(Saved entries)
╭──

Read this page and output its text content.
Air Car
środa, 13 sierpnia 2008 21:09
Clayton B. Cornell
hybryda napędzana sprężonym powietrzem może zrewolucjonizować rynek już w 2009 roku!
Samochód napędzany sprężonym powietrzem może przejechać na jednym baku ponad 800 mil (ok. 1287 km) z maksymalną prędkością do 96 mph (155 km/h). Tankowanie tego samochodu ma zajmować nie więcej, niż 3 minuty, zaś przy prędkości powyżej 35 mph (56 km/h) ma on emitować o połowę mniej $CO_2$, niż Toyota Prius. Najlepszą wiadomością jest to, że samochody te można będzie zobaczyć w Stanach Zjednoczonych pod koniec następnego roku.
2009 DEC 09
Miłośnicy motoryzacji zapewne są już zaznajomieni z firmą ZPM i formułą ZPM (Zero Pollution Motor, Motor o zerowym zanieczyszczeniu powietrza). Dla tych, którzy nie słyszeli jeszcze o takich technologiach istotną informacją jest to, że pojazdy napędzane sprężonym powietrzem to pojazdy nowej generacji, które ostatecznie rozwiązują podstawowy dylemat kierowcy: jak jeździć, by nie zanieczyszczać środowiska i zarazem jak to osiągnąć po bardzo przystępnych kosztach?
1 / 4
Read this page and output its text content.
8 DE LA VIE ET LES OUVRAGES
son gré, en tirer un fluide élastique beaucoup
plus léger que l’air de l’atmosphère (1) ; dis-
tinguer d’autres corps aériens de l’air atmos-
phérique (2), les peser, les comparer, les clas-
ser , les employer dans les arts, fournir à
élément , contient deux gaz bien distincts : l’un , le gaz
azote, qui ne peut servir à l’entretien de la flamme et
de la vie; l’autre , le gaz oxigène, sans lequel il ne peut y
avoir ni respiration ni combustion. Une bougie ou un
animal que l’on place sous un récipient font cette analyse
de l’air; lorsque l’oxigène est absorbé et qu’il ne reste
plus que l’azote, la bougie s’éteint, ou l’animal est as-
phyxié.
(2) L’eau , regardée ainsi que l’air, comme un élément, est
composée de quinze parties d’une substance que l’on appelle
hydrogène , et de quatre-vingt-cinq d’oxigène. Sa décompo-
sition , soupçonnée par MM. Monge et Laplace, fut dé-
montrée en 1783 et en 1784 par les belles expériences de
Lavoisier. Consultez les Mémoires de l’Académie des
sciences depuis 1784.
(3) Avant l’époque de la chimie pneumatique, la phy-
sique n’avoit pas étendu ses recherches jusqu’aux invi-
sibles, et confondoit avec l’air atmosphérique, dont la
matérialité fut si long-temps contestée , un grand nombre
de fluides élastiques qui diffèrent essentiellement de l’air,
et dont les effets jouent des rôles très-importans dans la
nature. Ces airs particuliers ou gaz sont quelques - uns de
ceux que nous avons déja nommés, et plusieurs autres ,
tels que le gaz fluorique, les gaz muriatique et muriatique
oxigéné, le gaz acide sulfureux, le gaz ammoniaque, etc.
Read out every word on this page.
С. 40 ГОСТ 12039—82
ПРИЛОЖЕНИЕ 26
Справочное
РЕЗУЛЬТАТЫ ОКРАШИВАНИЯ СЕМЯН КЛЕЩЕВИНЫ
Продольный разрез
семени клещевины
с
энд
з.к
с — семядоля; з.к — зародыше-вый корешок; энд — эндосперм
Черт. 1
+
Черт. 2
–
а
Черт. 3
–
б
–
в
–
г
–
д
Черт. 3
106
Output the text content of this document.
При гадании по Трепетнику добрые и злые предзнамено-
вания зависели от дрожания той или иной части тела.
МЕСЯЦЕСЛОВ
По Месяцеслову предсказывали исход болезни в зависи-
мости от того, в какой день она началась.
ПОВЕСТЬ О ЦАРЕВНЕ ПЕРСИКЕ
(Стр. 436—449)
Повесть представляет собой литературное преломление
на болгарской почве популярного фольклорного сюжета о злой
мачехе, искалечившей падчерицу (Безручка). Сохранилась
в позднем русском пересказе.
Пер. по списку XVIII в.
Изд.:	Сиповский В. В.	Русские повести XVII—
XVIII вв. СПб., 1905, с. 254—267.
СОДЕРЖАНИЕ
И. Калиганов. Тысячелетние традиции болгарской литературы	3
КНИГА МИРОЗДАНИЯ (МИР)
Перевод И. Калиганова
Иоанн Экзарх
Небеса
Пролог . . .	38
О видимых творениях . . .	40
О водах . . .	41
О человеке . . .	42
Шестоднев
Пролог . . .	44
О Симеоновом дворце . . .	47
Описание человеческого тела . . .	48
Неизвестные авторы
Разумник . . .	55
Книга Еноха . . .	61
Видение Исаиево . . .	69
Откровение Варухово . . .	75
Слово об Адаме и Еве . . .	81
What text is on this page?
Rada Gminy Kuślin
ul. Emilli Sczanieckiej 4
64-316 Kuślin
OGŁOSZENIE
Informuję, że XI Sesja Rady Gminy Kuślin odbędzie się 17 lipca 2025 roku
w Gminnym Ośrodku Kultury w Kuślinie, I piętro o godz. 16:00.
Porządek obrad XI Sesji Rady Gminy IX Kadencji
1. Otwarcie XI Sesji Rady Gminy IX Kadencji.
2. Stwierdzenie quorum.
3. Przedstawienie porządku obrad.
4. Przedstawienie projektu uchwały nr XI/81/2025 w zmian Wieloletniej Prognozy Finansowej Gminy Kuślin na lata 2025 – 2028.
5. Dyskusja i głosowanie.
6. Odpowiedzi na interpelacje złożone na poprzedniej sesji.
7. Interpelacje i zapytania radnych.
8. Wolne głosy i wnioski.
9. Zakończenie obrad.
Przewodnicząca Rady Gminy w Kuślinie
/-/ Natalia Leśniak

╰──

● Directions for this task:
For the listing above, identify each line bearing "dans".

● Solution below:
ser , les employer dans les arts, fournir à
et dont les effets jouent des rôles très-importans dans la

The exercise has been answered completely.